| Challenge |
Which lines have the string "рода"? Copy all of them from the entries below.

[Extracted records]
+-------+
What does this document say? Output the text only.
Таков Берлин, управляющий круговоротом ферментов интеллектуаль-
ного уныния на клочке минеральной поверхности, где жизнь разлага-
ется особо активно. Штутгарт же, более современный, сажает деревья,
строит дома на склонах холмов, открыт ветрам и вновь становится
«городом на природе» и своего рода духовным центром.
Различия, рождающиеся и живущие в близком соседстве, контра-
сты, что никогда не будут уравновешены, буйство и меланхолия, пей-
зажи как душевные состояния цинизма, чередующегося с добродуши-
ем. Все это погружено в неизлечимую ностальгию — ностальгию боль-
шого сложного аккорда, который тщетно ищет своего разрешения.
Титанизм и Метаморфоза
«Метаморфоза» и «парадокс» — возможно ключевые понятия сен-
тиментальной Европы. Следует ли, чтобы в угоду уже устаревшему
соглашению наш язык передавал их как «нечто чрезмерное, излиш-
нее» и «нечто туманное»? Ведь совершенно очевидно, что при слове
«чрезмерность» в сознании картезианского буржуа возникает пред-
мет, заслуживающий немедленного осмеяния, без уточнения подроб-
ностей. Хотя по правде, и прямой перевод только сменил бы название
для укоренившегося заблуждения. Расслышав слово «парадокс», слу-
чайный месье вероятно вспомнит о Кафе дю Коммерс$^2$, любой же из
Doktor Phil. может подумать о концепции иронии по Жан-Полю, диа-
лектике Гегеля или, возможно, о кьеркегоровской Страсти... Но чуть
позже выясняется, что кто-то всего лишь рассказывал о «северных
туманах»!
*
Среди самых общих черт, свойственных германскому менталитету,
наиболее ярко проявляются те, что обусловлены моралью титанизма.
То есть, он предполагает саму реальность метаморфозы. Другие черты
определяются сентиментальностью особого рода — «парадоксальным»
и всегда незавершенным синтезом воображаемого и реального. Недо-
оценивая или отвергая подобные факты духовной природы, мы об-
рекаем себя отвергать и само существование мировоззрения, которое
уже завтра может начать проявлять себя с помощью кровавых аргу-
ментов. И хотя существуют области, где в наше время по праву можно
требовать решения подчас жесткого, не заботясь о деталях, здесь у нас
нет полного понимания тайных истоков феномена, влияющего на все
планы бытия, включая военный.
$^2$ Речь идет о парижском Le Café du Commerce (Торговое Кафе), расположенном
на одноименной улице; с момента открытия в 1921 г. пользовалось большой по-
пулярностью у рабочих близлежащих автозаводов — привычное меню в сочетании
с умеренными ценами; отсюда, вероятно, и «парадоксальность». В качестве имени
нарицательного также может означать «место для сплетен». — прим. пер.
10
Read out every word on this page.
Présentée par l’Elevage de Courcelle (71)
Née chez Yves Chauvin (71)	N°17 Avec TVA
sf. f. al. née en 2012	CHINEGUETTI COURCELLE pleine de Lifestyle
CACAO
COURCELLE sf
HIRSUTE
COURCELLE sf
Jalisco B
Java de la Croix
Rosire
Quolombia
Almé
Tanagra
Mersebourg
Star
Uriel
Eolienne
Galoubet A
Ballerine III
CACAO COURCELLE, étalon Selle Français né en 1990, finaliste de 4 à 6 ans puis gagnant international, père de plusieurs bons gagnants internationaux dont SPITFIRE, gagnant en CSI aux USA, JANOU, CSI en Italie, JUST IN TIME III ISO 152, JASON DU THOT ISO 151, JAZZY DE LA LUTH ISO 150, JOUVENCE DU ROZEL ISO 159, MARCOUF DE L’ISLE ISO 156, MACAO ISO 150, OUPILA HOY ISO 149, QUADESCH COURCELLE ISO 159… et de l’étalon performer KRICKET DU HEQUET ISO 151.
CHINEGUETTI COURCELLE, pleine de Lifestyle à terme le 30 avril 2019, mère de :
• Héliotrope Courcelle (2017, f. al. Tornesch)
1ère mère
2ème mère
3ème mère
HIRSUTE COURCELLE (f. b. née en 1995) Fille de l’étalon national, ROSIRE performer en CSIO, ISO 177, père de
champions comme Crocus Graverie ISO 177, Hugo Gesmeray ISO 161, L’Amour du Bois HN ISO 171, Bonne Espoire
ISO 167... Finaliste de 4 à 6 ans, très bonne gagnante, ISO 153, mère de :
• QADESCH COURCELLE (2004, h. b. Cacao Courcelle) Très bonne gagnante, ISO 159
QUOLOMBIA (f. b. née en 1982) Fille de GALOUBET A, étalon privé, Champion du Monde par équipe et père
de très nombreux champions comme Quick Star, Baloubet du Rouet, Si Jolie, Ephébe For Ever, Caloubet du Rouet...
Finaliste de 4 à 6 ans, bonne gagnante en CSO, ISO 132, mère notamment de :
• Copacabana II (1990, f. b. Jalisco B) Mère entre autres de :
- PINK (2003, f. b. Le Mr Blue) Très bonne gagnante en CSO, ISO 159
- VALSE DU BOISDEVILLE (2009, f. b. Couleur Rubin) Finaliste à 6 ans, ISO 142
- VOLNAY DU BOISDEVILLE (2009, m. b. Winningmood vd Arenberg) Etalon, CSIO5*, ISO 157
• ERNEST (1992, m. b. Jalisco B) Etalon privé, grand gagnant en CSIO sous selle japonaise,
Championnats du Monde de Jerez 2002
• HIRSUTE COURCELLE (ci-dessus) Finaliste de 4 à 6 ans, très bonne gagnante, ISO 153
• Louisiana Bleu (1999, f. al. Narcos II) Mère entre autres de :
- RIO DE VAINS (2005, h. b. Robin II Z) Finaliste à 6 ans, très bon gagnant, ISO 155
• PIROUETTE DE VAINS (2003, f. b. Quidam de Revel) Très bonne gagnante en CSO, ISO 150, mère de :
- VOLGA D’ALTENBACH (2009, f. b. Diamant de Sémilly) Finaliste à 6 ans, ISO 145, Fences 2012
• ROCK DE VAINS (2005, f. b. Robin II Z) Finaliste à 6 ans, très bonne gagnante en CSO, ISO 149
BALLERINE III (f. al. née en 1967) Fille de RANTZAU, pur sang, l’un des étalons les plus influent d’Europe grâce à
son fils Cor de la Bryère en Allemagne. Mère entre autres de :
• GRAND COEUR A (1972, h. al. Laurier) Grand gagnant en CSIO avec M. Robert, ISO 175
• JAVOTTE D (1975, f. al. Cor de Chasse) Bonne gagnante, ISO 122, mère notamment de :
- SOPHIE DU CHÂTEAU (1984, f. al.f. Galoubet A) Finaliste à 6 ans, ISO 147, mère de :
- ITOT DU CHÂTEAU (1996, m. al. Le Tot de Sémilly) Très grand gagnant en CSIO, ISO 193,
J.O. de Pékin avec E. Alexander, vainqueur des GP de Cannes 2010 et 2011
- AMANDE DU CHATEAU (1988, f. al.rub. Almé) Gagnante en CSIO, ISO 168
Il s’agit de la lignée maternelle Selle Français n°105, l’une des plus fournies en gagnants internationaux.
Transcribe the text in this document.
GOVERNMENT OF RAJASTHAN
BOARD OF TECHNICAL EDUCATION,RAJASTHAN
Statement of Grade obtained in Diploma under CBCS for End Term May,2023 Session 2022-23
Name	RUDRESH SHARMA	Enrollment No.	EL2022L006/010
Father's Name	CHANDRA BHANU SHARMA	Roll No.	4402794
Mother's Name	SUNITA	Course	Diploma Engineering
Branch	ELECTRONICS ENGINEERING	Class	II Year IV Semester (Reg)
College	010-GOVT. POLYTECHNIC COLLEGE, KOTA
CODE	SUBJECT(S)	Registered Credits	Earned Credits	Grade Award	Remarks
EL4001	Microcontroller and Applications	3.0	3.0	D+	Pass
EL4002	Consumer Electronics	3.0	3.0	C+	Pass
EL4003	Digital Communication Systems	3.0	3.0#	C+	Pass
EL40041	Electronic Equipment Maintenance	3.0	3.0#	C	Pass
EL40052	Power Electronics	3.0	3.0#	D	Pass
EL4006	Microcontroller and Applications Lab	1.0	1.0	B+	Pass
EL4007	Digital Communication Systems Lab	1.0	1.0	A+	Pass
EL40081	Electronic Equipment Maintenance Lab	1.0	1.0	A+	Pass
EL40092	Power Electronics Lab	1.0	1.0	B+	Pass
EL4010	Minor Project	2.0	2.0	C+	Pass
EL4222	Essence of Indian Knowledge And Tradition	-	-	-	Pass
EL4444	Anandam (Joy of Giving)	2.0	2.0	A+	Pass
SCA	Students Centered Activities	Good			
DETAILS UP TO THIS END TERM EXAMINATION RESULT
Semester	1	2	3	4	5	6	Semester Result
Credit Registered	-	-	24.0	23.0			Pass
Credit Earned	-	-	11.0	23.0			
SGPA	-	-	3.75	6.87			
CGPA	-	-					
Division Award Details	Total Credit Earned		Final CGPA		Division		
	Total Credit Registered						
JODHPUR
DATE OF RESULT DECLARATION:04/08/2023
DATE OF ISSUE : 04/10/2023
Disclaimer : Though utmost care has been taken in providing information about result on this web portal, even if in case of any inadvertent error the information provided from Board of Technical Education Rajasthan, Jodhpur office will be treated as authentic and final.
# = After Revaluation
+-------+
| The reply |
«городом на природе» и своего рода духовным центром.
определяются сентиментальностью особого рода — «парадоксальным»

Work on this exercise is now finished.